--- start DATA EXCERPTS ---
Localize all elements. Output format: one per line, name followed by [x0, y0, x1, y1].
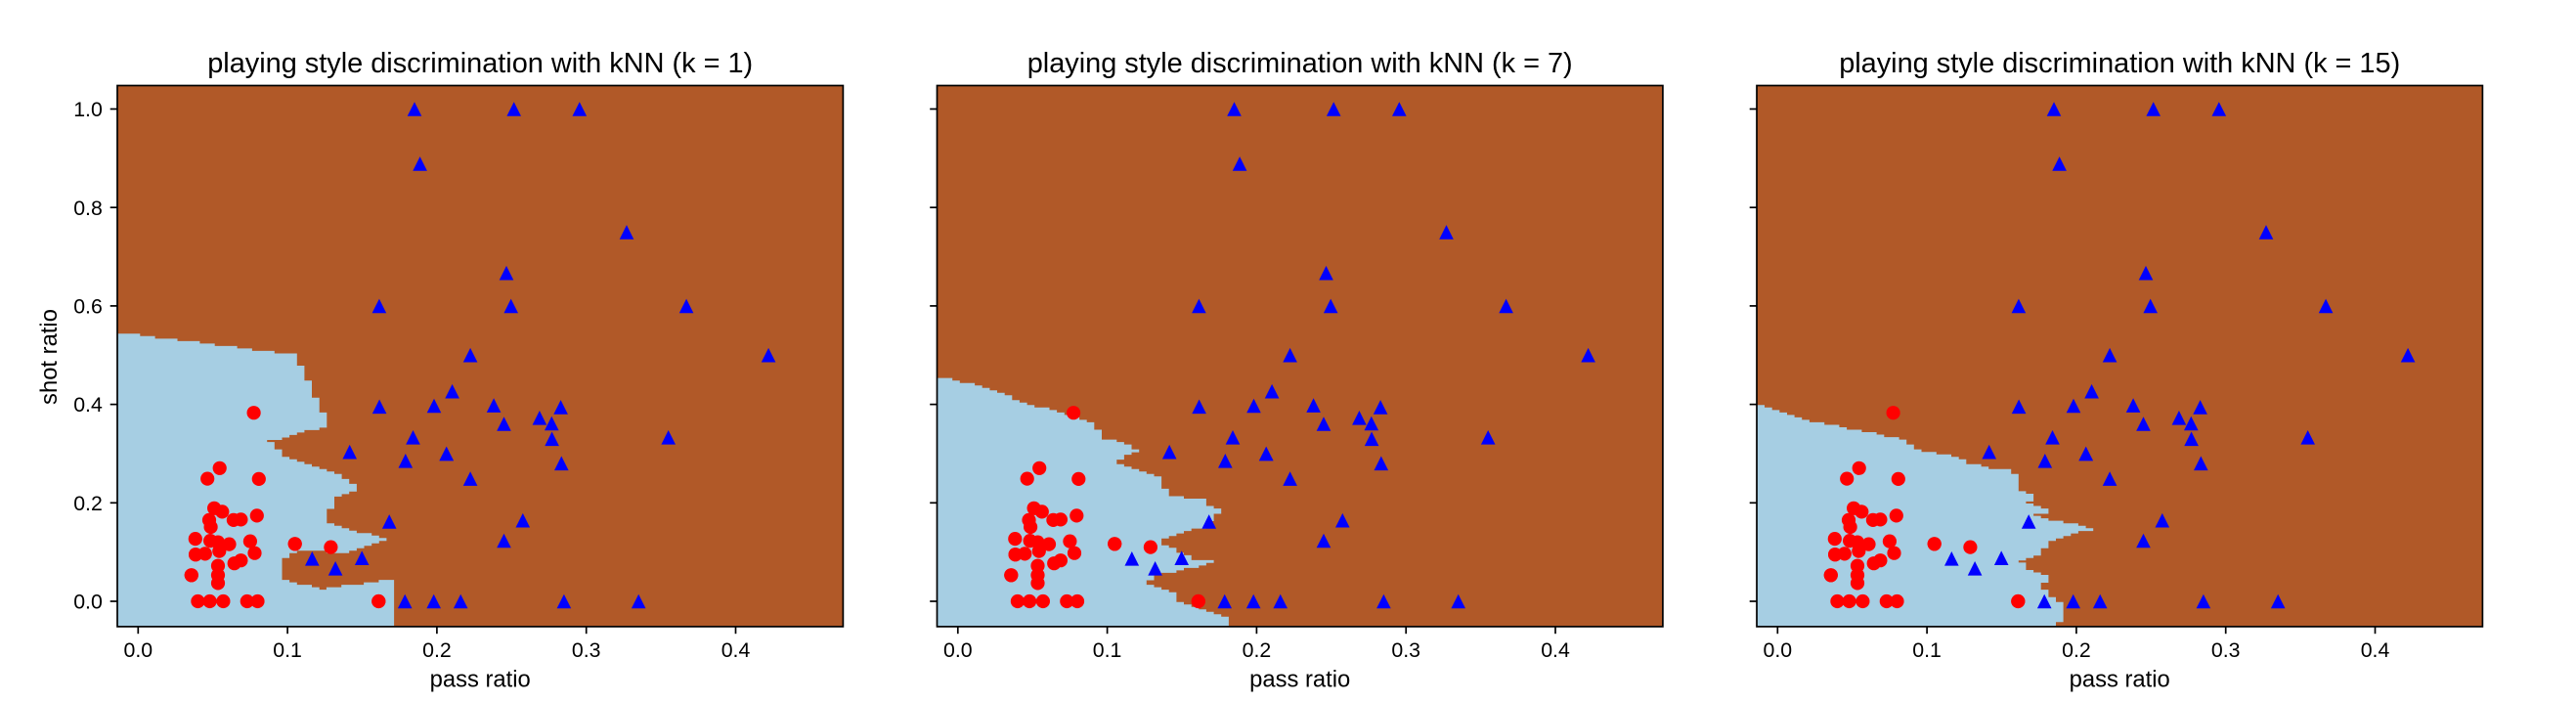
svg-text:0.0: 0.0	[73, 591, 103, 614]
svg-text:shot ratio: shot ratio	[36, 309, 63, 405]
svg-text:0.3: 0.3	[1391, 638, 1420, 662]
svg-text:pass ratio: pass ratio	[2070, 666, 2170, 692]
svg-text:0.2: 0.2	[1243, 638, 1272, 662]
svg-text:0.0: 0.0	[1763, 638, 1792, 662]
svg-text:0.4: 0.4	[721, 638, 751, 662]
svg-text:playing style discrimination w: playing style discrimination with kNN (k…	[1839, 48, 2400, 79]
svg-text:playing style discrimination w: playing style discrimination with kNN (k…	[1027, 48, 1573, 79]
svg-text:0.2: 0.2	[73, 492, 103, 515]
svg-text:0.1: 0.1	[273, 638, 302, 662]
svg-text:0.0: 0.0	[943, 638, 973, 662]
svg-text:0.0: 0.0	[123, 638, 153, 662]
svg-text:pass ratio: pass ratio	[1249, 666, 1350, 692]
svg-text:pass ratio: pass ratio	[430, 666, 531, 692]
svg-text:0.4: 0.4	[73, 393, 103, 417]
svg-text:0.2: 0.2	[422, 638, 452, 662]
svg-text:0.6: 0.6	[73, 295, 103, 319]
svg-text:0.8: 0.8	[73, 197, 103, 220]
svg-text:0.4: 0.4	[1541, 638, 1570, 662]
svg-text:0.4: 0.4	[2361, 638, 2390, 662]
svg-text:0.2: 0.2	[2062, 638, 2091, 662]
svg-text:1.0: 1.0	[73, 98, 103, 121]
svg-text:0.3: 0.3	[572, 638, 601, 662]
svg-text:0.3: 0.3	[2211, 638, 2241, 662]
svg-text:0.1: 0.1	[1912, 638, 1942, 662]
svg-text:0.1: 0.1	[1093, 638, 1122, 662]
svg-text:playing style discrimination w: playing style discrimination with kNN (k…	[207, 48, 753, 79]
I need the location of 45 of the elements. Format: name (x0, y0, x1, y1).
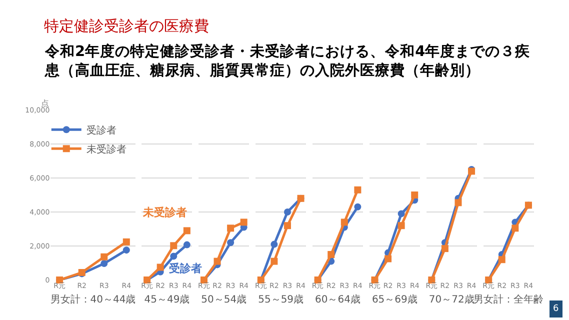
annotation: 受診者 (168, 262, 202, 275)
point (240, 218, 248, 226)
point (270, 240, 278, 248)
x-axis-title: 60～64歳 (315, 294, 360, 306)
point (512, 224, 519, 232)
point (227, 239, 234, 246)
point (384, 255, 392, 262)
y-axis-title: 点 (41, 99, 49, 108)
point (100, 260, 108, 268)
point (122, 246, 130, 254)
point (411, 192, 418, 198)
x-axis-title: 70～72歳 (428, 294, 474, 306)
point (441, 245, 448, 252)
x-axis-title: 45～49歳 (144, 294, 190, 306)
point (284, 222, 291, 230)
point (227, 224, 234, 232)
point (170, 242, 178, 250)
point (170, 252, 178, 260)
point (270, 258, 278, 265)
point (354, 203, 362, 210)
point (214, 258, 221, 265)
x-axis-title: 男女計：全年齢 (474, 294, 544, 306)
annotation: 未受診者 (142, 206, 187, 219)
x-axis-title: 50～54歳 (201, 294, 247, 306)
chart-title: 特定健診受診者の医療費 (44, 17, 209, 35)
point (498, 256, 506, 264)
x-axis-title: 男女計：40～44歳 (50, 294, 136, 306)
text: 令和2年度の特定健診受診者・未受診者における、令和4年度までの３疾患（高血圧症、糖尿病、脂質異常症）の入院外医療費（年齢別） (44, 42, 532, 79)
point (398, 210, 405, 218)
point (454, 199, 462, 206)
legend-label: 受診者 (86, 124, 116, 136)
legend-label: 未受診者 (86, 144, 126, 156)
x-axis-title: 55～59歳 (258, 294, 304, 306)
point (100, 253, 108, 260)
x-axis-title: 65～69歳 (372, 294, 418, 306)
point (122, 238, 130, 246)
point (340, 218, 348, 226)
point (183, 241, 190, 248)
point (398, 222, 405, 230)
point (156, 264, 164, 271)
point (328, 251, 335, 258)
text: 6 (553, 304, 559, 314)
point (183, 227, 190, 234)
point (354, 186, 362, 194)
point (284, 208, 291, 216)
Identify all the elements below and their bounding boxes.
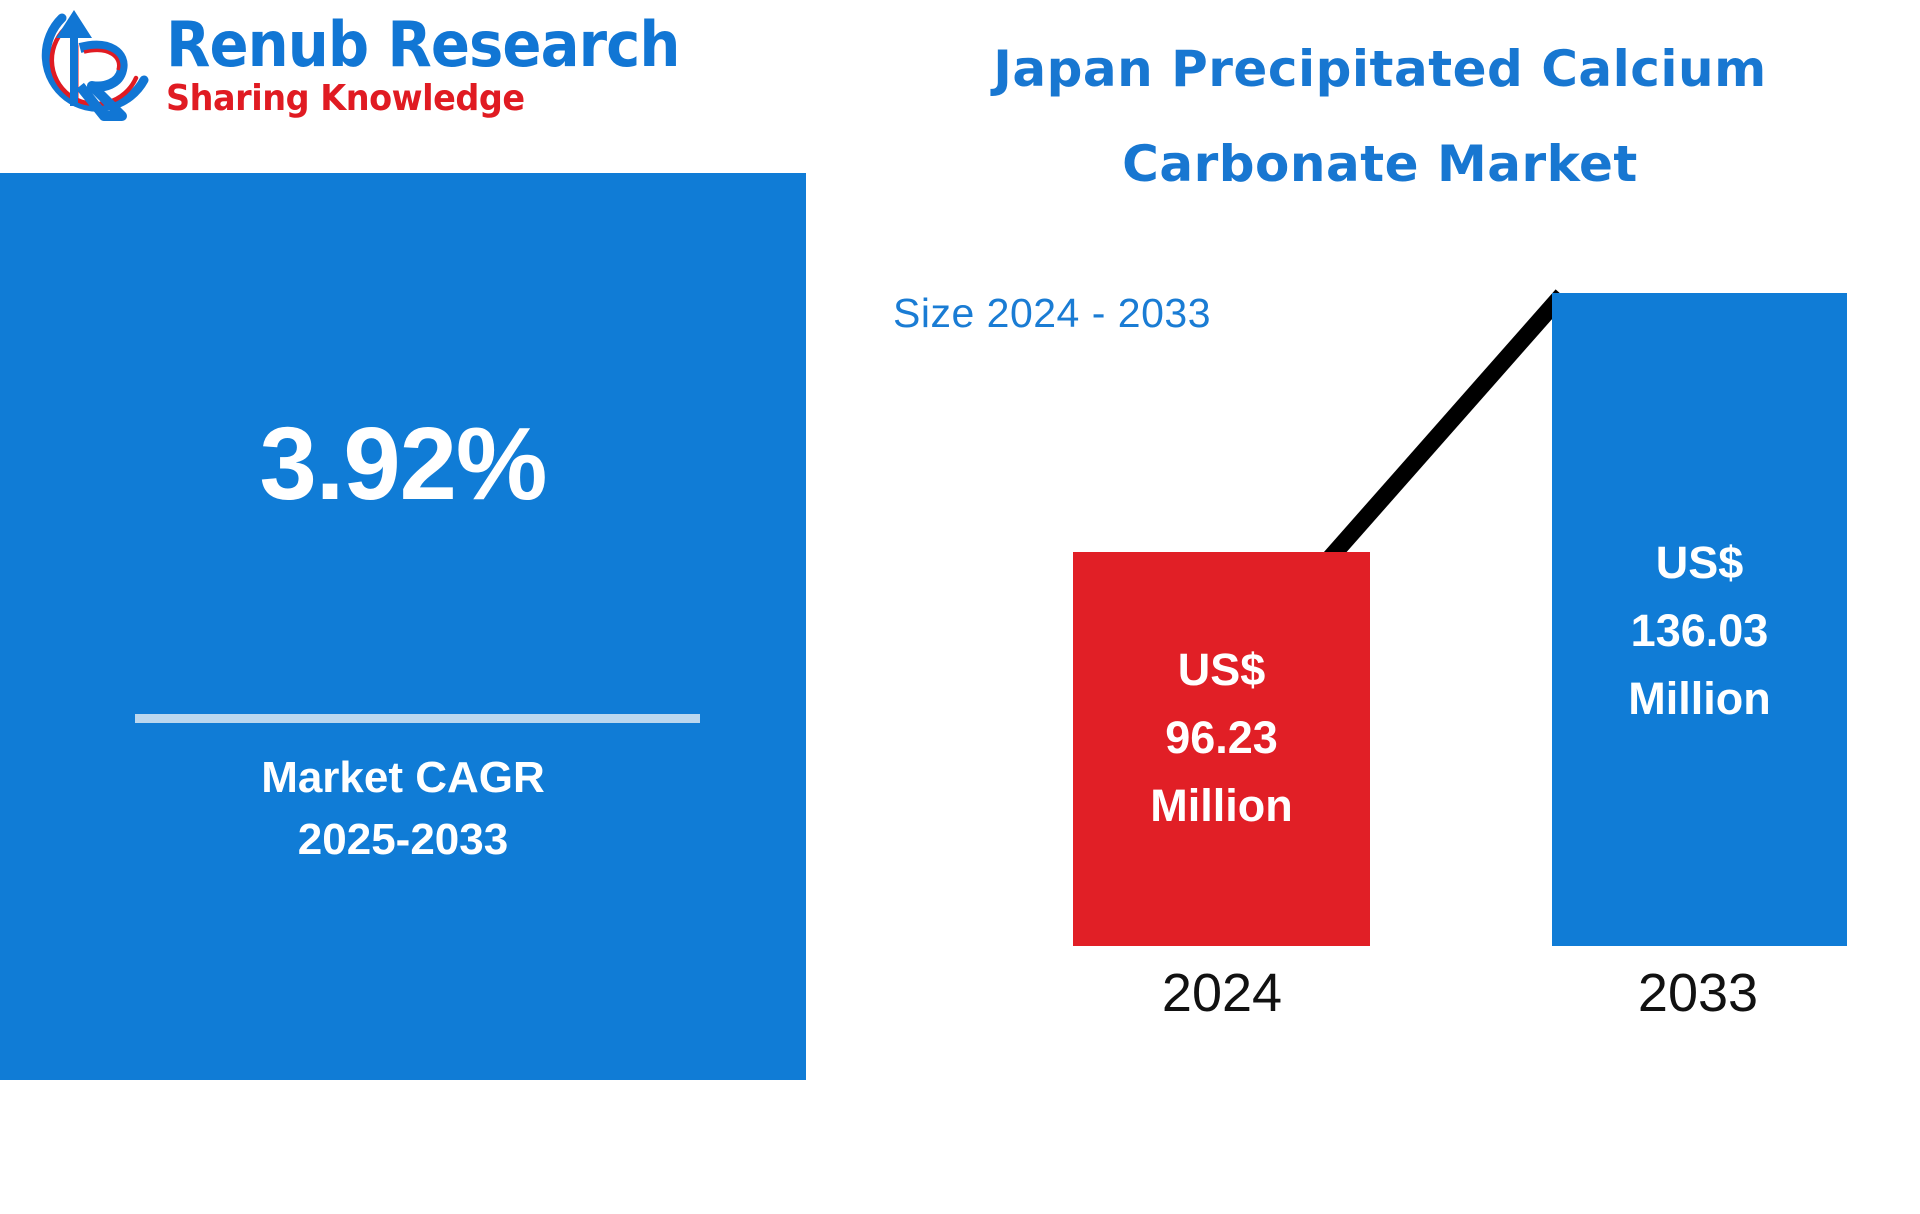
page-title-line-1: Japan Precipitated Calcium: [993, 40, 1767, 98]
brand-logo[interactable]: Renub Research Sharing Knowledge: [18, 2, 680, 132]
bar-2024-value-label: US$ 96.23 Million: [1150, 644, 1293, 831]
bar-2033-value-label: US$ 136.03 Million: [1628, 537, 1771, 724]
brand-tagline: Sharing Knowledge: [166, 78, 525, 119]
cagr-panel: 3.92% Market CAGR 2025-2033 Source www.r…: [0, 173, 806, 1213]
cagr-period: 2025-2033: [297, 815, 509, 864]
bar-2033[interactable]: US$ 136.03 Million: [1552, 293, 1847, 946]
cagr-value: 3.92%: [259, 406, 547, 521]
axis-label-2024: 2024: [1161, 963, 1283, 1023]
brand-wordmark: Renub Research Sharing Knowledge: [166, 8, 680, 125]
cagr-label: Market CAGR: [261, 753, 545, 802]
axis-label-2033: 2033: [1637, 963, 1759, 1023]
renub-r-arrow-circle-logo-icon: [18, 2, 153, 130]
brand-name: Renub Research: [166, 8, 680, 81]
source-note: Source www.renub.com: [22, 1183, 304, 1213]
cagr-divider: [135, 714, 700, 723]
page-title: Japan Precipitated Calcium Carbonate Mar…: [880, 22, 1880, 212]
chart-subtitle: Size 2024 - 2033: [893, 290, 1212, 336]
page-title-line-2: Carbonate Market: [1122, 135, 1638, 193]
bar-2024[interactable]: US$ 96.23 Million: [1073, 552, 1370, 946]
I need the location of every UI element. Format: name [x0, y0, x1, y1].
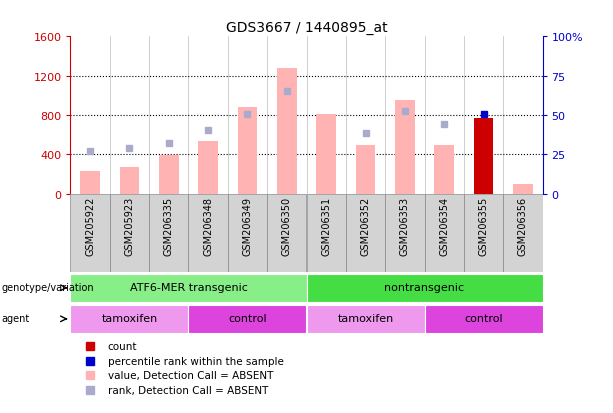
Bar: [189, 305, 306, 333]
--- end DATA EXCERPTS ---
Can you write out every item above line for line, leaving the pictures out?

**OUTPUT**
Localize all elements. Output format: one per line, name followed by [x0, y0, x1, y1].
svg-text:0.0: 0.0	[73, 591, 103, 614]
svg-text:shot ratio: shot ratio	[36, 309, 63, 405]
svg-text:0.3: 0.3	[1391, 638, 1420, 662]
svg-text:pass ratio: pass ratio	[2070, 666, 2170, 692]
svg-text:0.2: 0.2	[1243, 638, 1272, 662]
svg-text:0.0: 0.0	[1763, 638, 1792, 662]
svg-text:0.4: 0.4	[721, 638, 751, 662]
svg-text:playing style discrimination w: playing style discrimination with kNN (k…	[1839, 48, 2400, 79]
svg-text:playing style discrimination w: playing style discrimination with kNN (k…	[1027, 48, 1573, 79]
svg-text:0.2: 0.2	[73, 492, 103, 515]
svg-text:0.1: 0.1	[273, 638, 302, 662]
svg-text:0.0: 0.0	[943, 638, 973, 662]
svg-text:0.0: 0.0	[123, 638, 153, 662]
svg-text:pass ratio: pass ratio	[1249, 666, 1350, 692]
svg-text:pass ratio: pass ratio	[430, 666, 531, 692]
svg-text:0.4: 0.4	[73, 393, 103, 417]
svg-text:0.2: 0.2	[422, 638, 452, 662]
svg-text:0.6: 0.6	[73, 295, 103, 319]
svg-text:0.8: 0.8	[73, 197, 103, 220]
svg-text:0.4: 0.4	[1541, 638, 1570, 662]
svg-text:0.4: 0.4	[2361, 638, 2390, 662]
svg-text:0.2: 0.2	[2062, 638, 2091, 662]
svg-text:1.0: 1.0	[73, 98, 103, 121]
svg-text:0.3: 0.3	[572, 638, 601, 662]
svg-text:0.3: 0.3	[2211, 638, 2241, 662]
svg-text:0.1: 0.1	[1912, 638, 1942, 662]
svg-text:0.1: 0.1	[1093, 638, 1122, 662]
svg-text:playing style discrimination w: playing style discrimination with kNN (k…	[207, 48, 753, 79]
I need the location of 45 of the elements. Format: name (x0, y0, x1, y1).
annotation: 受診者 (168, 262, 202, 275)
point (240, 218, 248, 226)
point (270, 240, 278, 248)
x-axis-title: 60～64歳 (315, 294, 360, 306)
point (512, 224, 519, 232)
point (227, 239, 234, 246)
point (384, 255, 392, 262)
y-axis-title: 点 (41, 99, 49, 108)
point (100, 260, 108, 268)
point (122, 246, 130, 254)
point (411, 192, 418, 198)
x-axis-title: 70～72歳 (428, 294, 474, 306)
point (441, 245, 448, 252)
x-axis-title: 45～49歳 (144, 294, 190, 306)
point (284, 222, 291, 230)
point (227, 224, 234, 232)
point (170, 242, 178, 250)
point (170, 252, 178, 260)
point (270, 258, 278, 265)
point (354, 203, 362, 210)
point (214, 258, 221, 265)
x-axis-title: 男女計：全年齢 (474, 294, 544, 306)
annotation: 未受診者 (142, 206, 187, 219)
x-axis-title: 50～54歳 (201, 294, 247, 306)
chart-title: 特定健診受診者の医療費 (44, 17, 209, 35)
point (498, 256, 506, 264)
x-axis-title: 男女計：40～44歳 (50, 294, 136, 306)
text: 令和2年度の特定健診受診者・未受診者における、令和4年度までの３疾患（高血圧症、糖尿病、脂質異常症）の入院外医療費（年齢別） (44, 42, 532, 79)
point (398, 210, 405, 218)
point (454, 199, 462, 206)
legend-label: 受診者 (86, 124, 116, 136)
legend-label: 未受診者 (86, 144, 126, 156)
x-axis-title: 55～59歳 (258, 294, 304, 306)
point (100, 253, 108, 260)
x-axis-title: 65～69歳 (372, 294, 418, 306)
point (122, 238, 130, 246)
point (340, 218, 348, 226)
point (183, 241, 190, 248)
point (398, 222, 405, 230)
point (156, 264, 164, 271)
point (328, 251, 335, 258)
text: 6 (553, 304, 559, 314)
point (183, 227, 190, 234)
point (354, 186, 362, 194)
point (284, 208, 291, 216)
Identify all the elements below and their bounding boxes.
page-title-line-1: Japan Precipitated Calcium: [993, 40, 1767, 98]
brand-logo[interactable]: Renub Research Sharing Knowledge: [18, 2, 680, 132]
bar-2024-value-label: US$ 96.23 Million: [1150, 644, 1293, 831]
bar-2033-value-label: US$ 136.03 Million: [1628, 537, 1771, 724]
brand-tagline: Sharing Knowledge: [166, 78, 525, 119]
cagr-panel: 3.92% Market CAGR 2025-2033 Source www.r…: [0, 173, 806, 1213]
cagr-period: 2025-2033: [297, 815, 509, 864]
bar-2033[interactable]: US$ 136.03 Million: [1552, 293, 1847, 946]
cagr-value: 3.92%: [259, 406, 547, 521]
axis-label-2024: 2024: [1161, 963, 1283, 1023]
brand-wordmark: Renub Research Sharing Knowledge: [166, 8, 680, 125]
cagr-label: Market CAGR: [261, 753, 545, 802]
axis-label-2033: 2033: [1637, 963, 1759, 1023]
renub-r-arrow-circle-logo-icon: [18, 2, 153, 130]
brand-name: Renub Research: [166, 8, 680, 81]
source-note: Source www.renub.com: [22, 1183, 304, 1213]
cagr-divider: [135, 714, 700, 723]
page-title: Japan Precipitated Calcium Carbonate Mar…: [880, 22, 1880, 212]
chart-subtitle: Size 2024 - 2033: [893, 290, 1212, 336]
page-title-line-2: Carbonate Market: [1122, 135, 1638, 193]
bar-2024[interactable]: US$ 96.23 Million: [1073, 552, 1370, 946]
I need the location of every UI element. Format: name [x0, y0, x1, y1].
Bar: [189, 305, 306, 333]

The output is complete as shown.